## Source extract

++++++++

Just as the European People’s Party (EPP) has been pitching itself as the ‘farmer’s party’, the Partido Popular (PP) has stepped up its public presence to assert that they, unlike the far-right Vox party, are best placed to defend farmers against the “bureaucratic behemoth” in Brussels.
The EPP has opposed key elements of EU environmental policy, including the controversial Nature Restoration Law and the latest EU legislation on the sustainable use of pesticides.
Inspired by the EPP, their Spanish PP brethren now want to take up the banner of defending the sector against the excessive bureaucracy and strict environmental rules of the Common Agricultural Policy (CAP) or the danger some see in the EU-Mercosur agreement.
As thousands of farmers across Europe demonstrate against Brussels’ agricultural regulations, PP leader Alberto Núñez Feijóo has accused the government of Prime Minister Pedro Sánchez (PSOE/S&D) of “inaction” in the face of the sector’s discontent, Euractiv’s partner EFE reported.
Too much bureaucracy and too low prices
The conservative party claims that Sánchez is maintaining a “complicit silence” and an “astonishing passivity”.
Last week in Brussels, Feijóo stressed that the PP was “The party of farmers, livestock farmers, and fishermen” and called on Agriculture Minister Luis Planas (PSOE/S&D) and the European Commission to listen to the sector’s demands.
In the face of growing protests from farmers, several members of the PP have met in recent days with the main associations of the sector in Spain – Asaja, COAG and Unión de Uniones de Agricultores y Ganaderos – to listen to their demands.
The PP has also asked the ministers of agriculture, transport and foreign affairs to appear in Parliament to explain what urgent measures the government intends to take to alleviate the agricultural crisis, which has also been aggravated recently by a severe drought in Catalonia and Andalusia.

++++++++

## Stated exercise A
In the article on the Partido Popular and Spanish farmers, which three farm associations did PP members meet with?
## Stated exercise B
Carry the article on the Partido Popular and Spanish farmers forward from its final sentence.

## Supplied entries
++++++++

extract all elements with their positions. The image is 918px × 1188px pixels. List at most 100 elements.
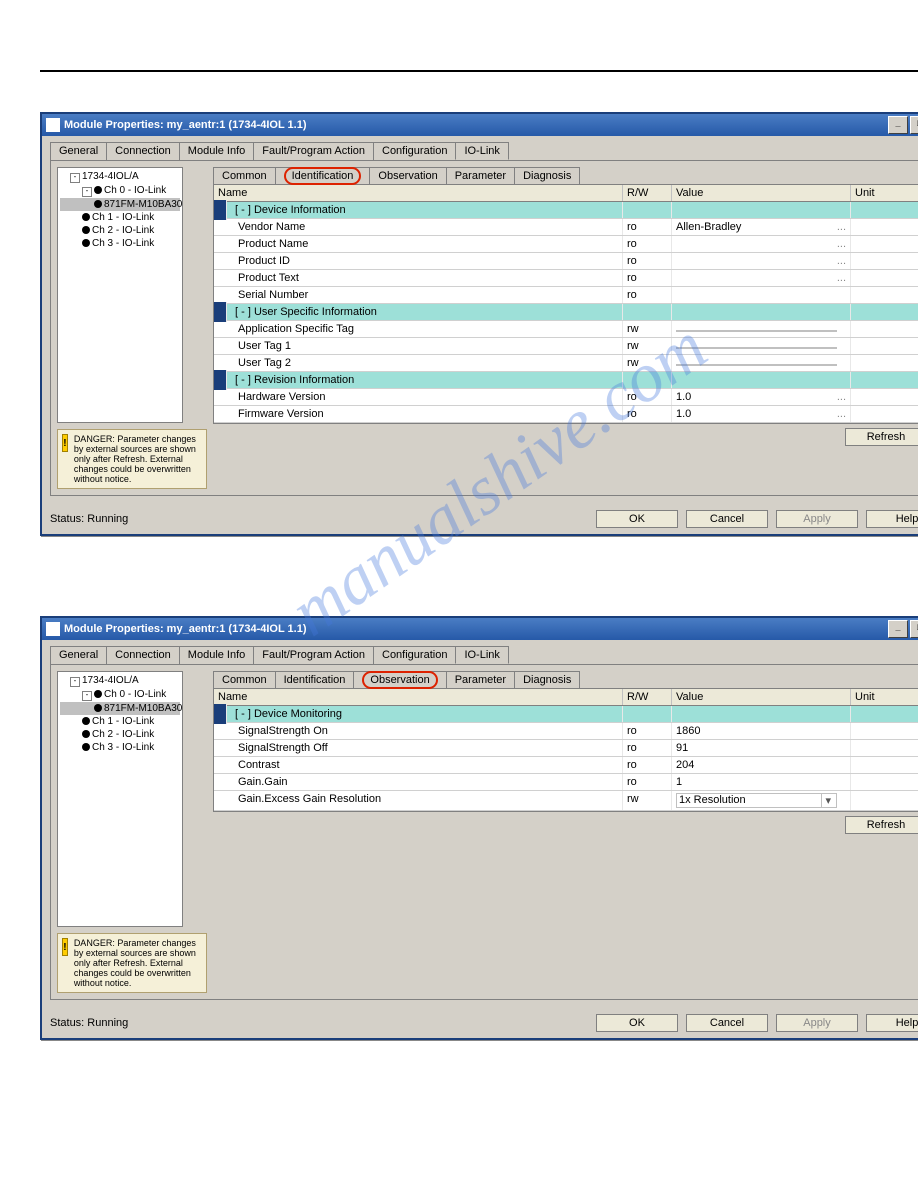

++++++++

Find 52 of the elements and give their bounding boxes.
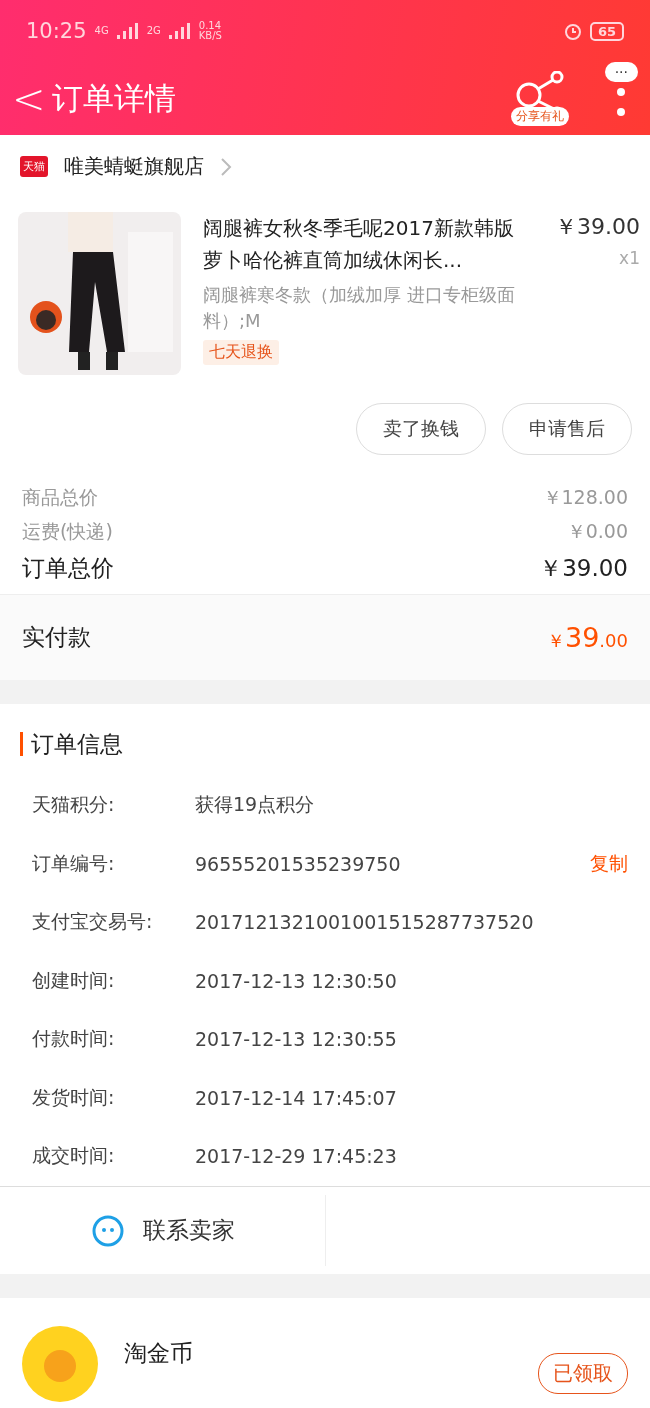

++++++++

## Task output A
Asaja, COAG and Unión de Uniones de Agricultores y Ganaderos.

## Task output B
The conservative party is in favour of delaying some environmental measures because it believes the Sánchez government is imposing green policies “dictated by Brussels” for ideological reasons, according to the party’s secretary general, Cuca Gamarra.
In its programme for the European elections in June, the PP promises to review the Common Agricultural Policy and make the timetable of the European Green Pact, an agreement much criticised by Spanish farmers, more flexible.
The PP demands that the pact with Mercosur and other similar trade agreements include “mirror clauses against third countries” so that products imported into Europe meet the same requirements as those produced in the EU.
Fight between the PP and Vox over the defence of farmers
In the political battle to try to be the “defenders of the farmers” is also Vox (ECR), the third force in the Spanish parliament.
The recently re-elected controversial leader of Vox, Santiago Abascal, has sent letters to the French president, Emmanuel Macron, and the prime minister, Gabriel Attal, to ask them to stop the “aggressions” against Spanish farmers and hauliers.
In addition, Abascal said that Spanish farmers and hauliers are “victims of the policies of Sánchez, Macron, the European Commission and also the European People’s Party”.
(Fernando Heller | EuroEFE.Euractiv.es)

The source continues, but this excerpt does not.